## Task to complete
Gather each line of the records where "又因为f" appears.
- - - -
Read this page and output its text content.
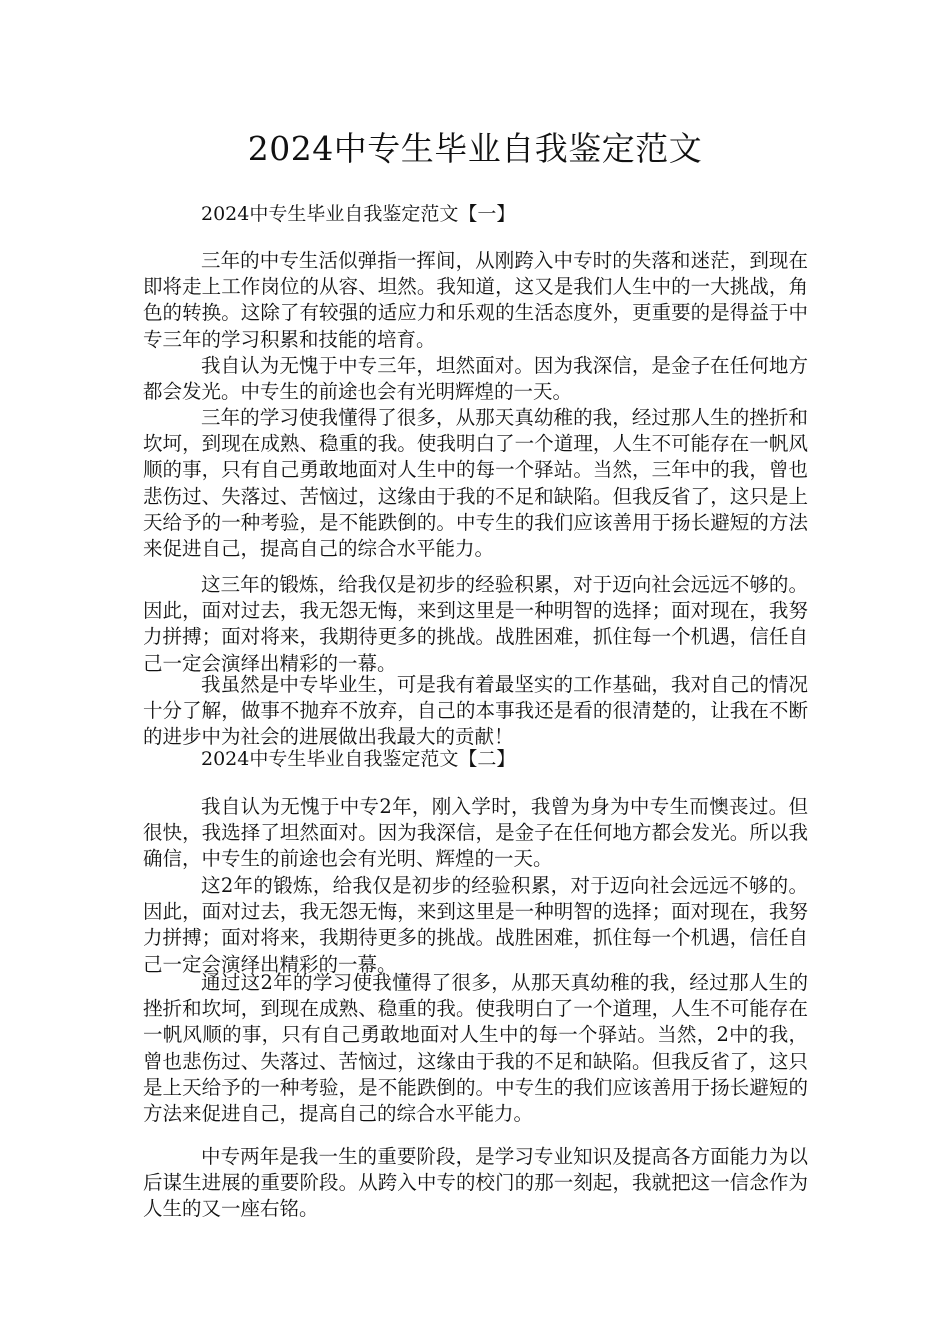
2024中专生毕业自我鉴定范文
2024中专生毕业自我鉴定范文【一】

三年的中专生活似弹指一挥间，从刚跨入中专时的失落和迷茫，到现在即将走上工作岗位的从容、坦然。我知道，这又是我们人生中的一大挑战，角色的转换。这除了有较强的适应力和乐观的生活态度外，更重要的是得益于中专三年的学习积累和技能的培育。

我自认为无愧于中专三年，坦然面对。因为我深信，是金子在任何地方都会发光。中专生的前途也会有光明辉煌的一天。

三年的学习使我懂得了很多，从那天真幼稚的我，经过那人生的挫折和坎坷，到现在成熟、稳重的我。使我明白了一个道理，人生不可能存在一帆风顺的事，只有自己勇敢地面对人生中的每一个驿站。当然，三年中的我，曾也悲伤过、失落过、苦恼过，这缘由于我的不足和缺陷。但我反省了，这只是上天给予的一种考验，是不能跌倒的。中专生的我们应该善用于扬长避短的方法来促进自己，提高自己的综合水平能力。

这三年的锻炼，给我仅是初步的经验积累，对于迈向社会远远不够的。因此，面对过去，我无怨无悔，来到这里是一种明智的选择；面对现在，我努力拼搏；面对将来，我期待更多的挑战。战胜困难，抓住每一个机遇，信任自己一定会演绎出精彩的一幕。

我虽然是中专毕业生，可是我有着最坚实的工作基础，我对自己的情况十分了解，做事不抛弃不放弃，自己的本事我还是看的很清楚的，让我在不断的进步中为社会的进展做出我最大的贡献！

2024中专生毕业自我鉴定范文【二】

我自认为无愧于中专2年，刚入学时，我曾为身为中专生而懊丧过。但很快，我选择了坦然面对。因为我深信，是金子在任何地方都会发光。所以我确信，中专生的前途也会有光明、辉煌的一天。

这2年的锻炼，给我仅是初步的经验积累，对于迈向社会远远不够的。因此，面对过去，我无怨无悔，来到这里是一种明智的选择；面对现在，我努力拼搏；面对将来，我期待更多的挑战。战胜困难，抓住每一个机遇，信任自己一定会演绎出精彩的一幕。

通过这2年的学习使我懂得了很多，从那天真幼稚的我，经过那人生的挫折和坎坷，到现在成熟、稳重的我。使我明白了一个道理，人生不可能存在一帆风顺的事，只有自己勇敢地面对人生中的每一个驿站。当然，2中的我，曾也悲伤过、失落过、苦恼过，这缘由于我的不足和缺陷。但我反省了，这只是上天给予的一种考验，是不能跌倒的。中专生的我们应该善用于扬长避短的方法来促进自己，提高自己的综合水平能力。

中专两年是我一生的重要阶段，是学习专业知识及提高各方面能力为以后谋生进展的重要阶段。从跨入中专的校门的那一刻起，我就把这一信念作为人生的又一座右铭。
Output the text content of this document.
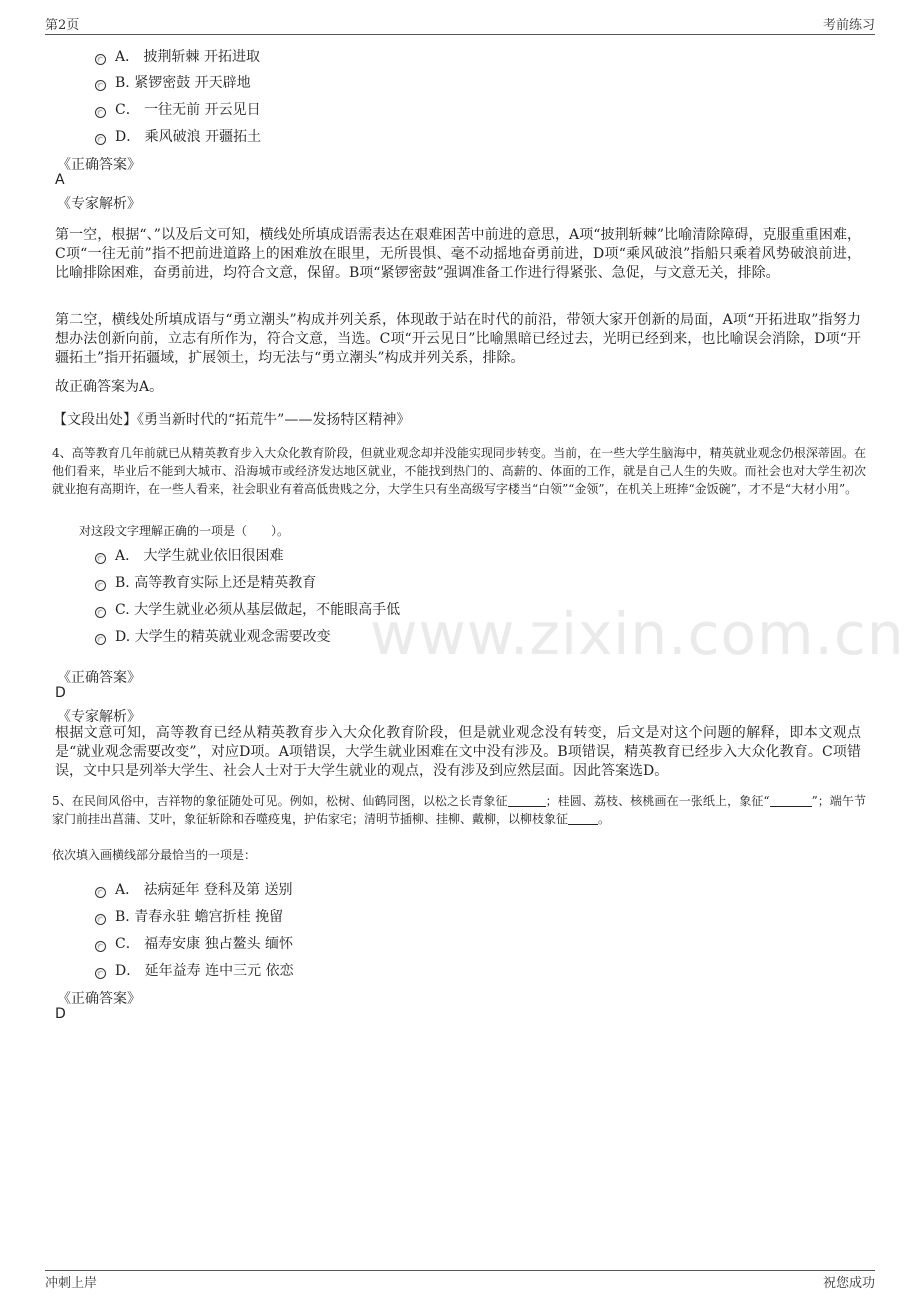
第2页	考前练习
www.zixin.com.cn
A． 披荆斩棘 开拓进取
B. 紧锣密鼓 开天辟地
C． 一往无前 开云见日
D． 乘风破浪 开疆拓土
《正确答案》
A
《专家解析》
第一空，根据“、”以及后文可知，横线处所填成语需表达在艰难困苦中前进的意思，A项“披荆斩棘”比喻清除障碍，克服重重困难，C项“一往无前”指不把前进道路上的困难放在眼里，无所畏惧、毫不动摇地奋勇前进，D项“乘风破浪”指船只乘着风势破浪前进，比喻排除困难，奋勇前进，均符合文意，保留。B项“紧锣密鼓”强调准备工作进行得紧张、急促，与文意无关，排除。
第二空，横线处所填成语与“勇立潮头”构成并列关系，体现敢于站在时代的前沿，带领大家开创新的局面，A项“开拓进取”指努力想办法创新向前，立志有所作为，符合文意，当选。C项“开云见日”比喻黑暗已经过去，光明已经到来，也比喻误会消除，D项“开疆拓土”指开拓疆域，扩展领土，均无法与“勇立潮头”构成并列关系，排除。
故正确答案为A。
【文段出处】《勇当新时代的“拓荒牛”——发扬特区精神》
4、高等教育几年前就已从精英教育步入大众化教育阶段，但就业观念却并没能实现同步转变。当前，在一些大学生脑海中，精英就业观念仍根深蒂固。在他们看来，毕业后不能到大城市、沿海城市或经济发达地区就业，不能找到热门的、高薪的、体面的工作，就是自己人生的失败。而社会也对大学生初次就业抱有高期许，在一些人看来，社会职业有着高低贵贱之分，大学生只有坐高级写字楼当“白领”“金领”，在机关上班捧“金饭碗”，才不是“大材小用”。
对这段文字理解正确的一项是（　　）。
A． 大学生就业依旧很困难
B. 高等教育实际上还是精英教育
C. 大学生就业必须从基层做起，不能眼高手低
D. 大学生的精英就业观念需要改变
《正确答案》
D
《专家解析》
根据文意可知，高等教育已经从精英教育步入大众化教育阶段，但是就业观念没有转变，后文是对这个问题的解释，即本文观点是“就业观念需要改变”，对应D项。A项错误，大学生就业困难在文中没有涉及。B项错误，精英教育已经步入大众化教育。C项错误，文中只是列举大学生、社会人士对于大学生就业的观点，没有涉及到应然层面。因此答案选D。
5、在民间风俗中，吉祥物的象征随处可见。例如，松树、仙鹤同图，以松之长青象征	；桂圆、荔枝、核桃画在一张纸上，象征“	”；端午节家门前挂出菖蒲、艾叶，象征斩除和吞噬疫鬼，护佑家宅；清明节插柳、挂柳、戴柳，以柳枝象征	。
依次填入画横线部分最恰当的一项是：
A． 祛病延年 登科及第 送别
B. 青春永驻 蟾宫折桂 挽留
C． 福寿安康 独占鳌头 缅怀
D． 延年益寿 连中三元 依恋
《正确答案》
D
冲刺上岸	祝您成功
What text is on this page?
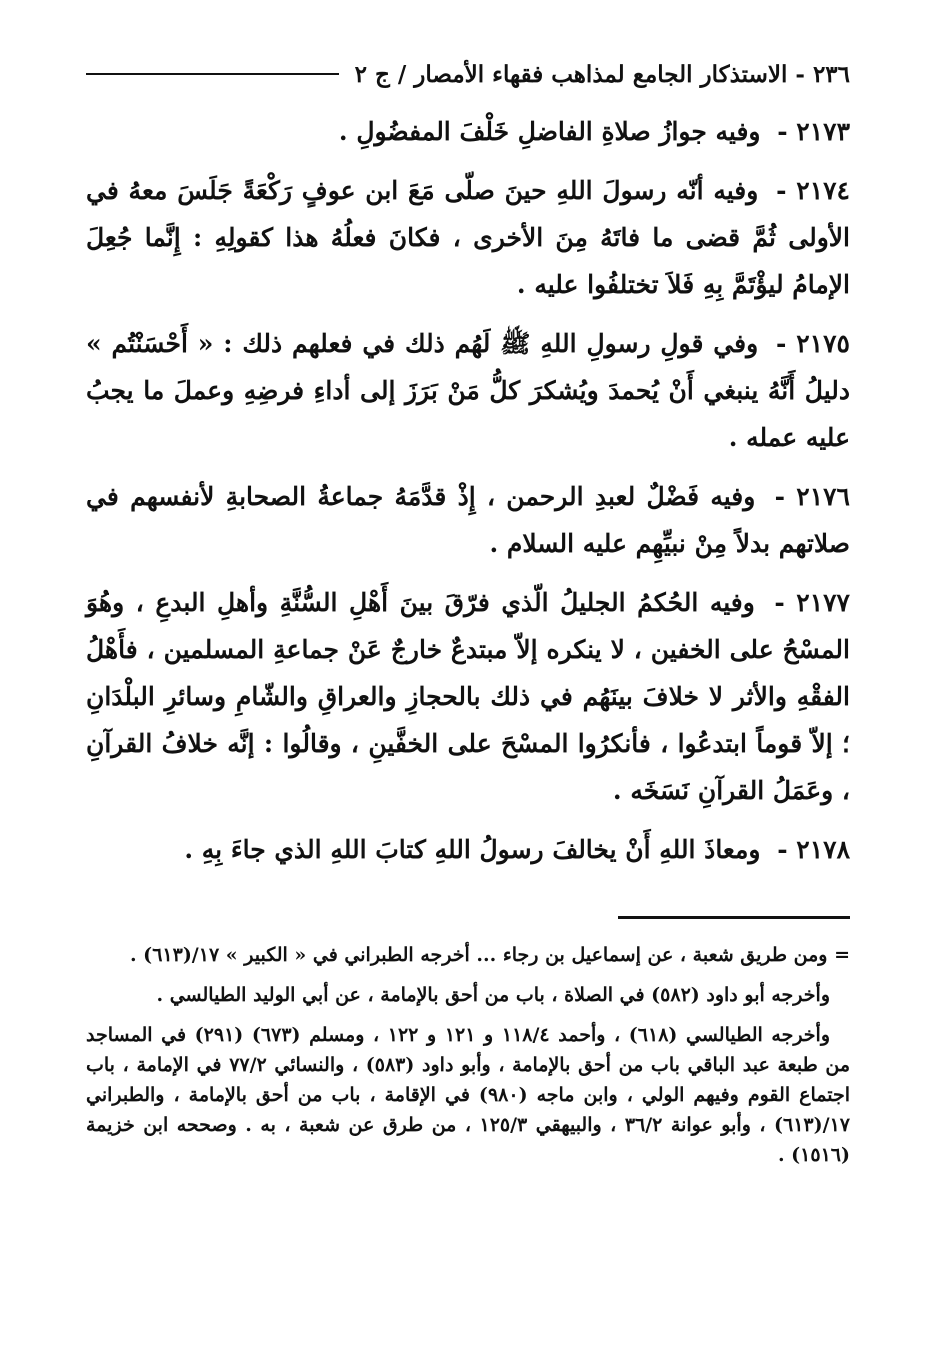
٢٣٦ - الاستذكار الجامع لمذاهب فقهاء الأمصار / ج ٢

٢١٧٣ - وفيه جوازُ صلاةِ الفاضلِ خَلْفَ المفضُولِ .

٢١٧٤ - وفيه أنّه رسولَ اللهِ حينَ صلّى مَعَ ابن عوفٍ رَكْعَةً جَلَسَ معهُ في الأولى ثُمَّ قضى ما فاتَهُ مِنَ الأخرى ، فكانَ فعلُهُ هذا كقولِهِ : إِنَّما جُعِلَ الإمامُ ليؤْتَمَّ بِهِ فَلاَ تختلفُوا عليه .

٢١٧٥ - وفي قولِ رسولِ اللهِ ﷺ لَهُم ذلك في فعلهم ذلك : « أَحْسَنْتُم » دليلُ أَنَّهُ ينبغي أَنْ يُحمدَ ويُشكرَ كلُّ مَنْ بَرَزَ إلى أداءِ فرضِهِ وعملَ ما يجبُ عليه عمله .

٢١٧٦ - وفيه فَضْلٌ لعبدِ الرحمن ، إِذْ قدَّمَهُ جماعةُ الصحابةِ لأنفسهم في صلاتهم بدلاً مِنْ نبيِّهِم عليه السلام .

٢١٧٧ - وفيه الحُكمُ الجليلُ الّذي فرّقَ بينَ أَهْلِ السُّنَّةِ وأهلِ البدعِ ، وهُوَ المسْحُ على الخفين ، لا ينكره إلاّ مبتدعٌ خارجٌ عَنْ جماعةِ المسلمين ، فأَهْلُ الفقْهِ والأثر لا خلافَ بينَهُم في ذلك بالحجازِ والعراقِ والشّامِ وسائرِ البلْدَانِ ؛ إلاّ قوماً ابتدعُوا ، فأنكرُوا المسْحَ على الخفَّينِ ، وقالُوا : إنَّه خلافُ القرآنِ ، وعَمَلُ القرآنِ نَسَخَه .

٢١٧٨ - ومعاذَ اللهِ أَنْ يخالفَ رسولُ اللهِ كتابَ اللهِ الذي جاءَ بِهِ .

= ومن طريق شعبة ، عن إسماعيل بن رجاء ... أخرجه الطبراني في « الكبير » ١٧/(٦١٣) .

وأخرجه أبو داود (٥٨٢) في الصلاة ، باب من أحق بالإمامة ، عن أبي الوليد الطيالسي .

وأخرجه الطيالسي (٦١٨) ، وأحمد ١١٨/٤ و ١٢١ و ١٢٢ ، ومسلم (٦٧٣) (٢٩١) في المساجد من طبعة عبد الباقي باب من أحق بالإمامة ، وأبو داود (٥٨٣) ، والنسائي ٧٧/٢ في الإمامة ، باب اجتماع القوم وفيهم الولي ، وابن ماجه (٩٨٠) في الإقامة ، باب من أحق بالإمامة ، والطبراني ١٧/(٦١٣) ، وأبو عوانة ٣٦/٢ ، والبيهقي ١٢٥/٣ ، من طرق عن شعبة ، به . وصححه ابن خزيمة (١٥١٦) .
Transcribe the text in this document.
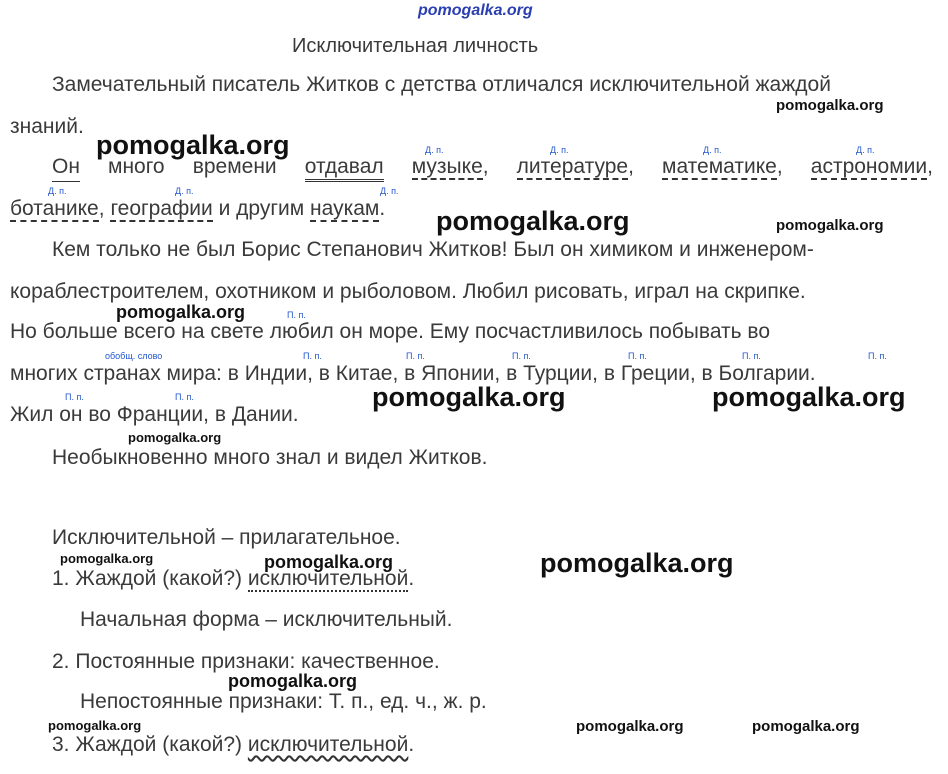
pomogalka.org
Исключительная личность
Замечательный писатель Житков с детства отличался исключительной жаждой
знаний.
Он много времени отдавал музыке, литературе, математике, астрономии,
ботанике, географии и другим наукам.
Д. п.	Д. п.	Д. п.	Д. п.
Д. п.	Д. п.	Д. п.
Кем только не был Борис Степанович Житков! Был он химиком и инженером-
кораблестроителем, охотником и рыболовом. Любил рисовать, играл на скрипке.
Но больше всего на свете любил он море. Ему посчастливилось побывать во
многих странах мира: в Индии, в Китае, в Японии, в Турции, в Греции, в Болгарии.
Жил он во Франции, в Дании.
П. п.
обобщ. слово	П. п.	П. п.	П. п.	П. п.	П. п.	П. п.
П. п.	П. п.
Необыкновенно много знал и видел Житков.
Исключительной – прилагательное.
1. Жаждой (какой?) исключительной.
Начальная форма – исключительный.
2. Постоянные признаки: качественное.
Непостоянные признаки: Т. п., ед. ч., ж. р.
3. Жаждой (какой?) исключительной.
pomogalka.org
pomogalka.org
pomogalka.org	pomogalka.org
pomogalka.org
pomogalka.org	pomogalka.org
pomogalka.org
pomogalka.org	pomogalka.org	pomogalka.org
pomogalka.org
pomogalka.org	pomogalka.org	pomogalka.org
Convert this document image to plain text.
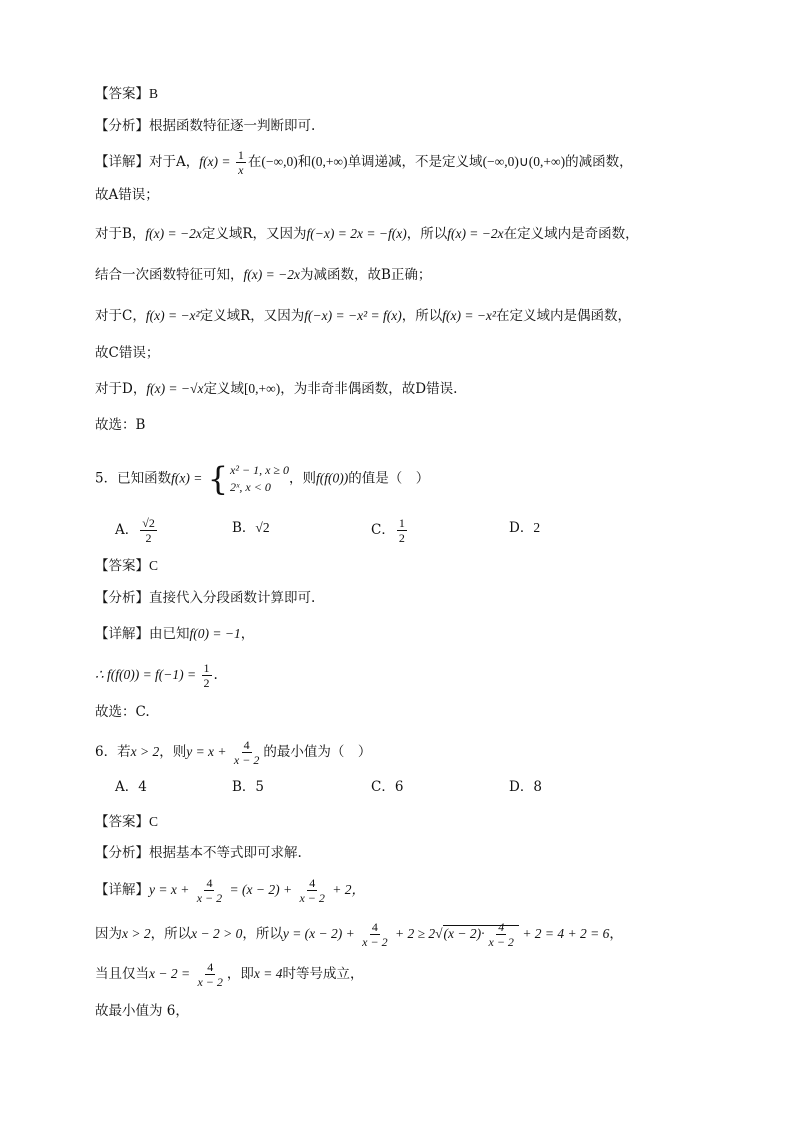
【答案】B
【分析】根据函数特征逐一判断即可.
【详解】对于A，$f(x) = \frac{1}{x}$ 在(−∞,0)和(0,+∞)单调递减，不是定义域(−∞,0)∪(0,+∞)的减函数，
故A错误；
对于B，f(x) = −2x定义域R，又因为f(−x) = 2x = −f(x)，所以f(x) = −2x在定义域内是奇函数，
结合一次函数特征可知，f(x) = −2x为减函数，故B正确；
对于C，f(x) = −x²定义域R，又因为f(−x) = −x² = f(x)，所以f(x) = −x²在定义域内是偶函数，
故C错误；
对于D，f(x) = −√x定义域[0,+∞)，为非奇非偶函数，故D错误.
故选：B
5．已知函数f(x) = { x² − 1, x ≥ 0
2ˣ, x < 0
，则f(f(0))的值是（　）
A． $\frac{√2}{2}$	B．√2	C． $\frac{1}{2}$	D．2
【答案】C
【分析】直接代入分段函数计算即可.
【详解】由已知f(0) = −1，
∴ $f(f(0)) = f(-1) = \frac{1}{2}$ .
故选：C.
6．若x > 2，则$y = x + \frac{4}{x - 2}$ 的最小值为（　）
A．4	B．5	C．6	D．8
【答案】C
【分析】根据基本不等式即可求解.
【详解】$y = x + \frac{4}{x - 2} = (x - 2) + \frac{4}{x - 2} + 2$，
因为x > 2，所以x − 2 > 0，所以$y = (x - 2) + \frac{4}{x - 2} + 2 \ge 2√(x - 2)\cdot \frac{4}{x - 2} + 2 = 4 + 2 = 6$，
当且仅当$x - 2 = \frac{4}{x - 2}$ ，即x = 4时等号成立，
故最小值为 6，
- - - -
## Solution for this problem
对于B，f(x) = −2x定义域R，又因为f(−x) = 2x = −f(x)，所以f(x) = −2x在定义域内是奇函数，
对于C，f(x) = −x²定义域R，又因为f(−x) = −x² = f(x)，所以f(x) = −x²在定义域内是偶函数，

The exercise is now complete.